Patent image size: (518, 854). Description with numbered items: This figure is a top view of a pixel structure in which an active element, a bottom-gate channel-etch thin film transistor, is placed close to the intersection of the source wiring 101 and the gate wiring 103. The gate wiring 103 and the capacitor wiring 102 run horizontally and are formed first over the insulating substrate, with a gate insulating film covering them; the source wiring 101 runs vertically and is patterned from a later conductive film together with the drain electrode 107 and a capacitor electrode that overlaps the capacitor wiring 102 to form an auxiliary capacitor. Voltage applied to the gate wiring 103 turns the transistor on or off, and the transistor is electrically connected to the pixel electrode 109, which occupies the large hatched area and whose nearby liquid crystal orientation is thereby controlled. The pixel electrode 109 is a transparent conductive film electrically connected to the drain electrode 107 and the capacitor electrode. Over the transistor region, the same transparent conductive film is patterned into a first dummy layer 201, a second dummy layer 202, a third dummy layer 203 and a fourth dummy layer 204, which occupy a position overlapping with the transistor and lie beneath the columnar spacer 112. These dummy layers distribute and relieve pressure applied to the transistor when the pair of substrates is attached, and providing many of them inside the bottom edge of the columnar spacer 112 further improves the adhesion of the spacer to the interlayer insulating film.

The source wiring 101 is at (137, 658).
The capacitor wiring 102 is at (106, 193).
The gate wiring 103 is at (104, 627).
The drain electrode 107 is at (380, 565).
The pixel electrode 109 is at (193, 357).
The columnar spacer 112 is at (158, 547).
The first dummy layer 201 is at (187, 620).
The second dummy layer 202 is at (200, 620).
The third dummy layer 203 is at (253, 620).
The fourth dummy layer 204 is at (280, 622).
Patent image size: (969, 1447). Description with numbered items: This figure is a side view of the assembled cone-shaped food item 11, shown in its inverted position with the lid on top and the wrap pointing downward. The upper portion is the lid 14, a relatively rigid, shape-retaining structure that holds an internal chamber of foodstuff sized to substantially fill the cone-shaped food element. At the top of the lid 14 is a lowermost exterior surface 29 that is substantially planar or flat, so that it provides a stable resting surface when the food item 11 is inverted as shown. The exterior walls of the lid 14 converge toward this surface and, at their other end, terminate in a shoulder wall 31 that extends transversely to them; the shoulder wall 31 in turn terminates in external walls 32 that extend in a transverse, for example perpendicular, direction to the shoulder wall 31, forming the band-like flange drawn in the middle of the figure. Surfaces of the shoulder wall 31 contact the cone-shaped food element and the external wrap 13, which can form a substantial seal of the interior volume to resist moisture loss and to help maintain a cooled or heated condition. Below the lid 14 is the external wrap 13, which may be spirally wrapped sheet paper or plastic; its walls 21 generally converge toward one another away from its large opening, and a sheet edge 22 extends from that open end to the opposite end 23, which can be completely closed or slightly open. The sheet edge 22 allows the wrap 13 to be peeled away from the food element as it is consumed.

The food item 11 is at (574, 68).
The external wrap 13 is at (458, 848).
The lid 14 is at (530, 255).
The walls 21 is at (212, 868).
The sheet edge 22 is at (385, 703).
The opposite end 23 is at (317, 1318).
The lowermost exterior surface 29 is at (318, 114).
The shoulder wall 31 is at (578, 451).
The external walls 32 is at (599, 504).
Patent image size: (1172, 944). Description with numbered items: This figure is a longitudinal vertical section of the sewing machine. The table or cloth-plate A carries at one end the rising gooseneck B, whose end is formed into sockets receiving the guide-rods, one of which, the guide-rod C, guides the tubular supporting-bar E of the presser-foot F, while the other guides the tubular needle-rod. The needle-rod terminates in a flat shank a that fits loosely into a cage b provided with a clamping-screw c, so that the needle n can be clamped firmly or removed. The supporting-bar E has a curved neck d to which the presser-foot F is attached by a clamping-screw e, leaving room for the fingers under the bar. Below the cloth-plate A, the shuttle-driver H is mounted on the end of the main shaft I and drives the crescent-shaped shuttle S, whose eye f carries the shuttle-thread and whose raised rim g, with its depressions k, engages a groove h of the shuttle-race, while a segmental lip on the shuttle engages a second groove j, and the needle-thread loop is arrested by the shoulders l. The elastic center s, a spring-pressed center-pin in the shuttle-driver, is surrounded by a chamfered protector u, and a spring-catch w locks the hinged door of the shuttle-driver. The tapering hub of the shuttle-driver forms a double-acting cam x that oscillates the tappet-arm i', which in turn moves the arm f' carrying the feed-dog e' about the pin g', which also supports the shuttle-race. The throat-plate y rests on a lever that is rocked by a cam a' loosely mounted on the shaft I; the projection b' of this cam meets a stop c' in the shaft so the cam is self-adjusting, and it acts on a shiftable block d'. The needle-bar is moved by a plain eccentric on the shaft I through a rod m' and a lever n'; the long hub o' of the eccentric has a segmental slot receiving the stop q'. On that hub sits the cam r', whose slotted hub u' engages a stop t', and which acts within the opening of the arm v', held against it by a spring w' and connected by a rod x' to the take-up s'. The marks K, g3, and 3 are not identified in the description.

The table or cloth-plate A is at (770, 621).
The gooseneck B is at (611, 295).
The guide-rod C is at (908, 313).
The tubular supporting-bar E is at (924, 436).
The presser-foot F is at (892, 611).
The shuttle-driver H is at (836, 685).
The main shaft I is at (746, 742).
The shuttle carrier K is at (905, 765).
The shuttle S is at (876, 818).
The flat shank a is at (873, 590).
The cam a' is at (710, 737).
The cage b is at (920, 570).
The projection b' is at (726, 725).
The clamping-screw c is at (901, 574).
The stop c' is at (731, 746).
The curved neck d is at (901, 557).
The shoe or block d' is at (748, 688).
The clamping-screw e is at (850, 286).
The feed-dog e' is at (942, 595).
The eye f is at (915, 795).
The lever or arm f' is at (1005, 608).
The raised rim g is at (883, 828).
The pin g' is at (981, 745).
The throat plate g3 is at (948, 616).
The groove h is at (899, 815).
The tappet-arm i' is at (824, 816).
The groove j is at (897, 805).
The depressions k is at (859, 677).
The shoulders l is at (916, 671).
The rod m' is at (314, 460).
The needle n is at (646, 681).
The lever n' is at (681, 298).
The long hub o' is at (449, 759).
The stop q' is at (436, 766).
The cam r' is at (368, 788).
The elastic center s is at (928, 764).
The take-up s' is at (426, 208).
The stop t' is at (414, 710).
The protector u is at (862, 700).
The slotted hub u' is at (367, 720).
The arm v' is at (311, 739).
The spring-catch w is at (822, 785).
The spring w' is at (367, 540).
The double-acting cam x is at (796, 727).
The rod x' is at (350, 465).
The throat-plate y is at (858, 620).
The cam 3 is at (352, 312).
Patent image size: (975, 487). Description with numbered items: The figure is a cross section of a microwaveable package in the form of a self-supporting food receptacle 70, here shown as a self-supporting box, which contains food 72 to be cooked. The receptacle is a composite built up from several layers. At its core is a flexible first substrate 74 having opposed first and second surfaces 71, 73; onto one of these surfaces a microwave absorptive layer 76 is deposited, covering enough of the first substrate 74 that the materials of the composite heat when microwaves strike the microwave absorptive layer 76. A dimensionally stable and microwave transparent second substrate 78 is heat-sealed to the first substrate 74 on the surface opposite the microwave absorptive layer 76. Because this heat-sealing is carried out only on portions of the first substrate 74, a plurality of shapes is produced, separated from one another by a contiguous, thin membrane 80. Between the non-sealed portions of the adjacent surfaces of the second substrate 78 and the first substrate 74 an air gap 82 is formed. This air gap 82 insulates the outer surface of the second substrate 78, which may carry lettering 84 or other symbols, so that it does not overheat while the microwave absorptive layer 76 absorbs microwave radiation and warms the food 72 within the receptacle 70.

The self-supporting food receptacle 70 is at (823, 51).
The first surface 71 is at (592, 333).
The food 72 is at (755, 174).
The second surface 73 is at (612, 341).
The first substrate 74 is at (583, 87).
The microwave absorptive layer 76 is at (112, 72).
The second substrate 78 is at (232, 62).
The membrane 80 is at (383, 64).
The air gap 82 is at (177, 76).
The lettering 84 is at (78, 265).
*-*-*
Turn the listing from the line containing "Patent image size: (975, 487)." through the line containing "The food 72 is at (755, 174)." into a two-column CSV with the headers input and output. Give one row per text, with the text in input and its answer in output, each in a single quoted field with line breaks replaced by spaces.

input,output
"Patent image size: (975, 487). Description with numbered items: The figure is a cross section of a microwaveable package in the form of a self-supporting food receptacle 70, here shown as a self-supporting box, which contains food 72 to be cooked. The receptacle is a composite built up from several layers. At its core is a flexible first substrate 74 having opposed first and second surfaces 71, 73; onto one of these surfaces a microwave absorptive layer 76 is deposited, covering enough of the first substrate 74 that the materials of the composite heat when microwaves strike the microwave absorptive layer 76. A dimensionally stable and microwave transparent second substrate 78 is heat-sealed to the first substrate 74 on the surface opposite the microwave absorptive layer 76. Because this heat-sealing is carried out only on portions of the first substrate 74, a plurality of shapes is produced, separated from one another by a contiguous, thin membrane 80. Between the non-sealed portions of the adjacent surfaces of the second substrate 78 and the first substrate 74 an air gap 82 is formed. This air gap 82 insulates the outer surface of the second substrate 78, which may carry lettering 84 or other symbols, so that it does not overheat while the microwave absorptive layer 76 absorbs microwave radiation and warms the food 72 within the receptacle 70.","The self-supporting food receptacle 70 is at (823, 51). The first surface 71 is at (592, 333). The food 72 is at (755, 174)."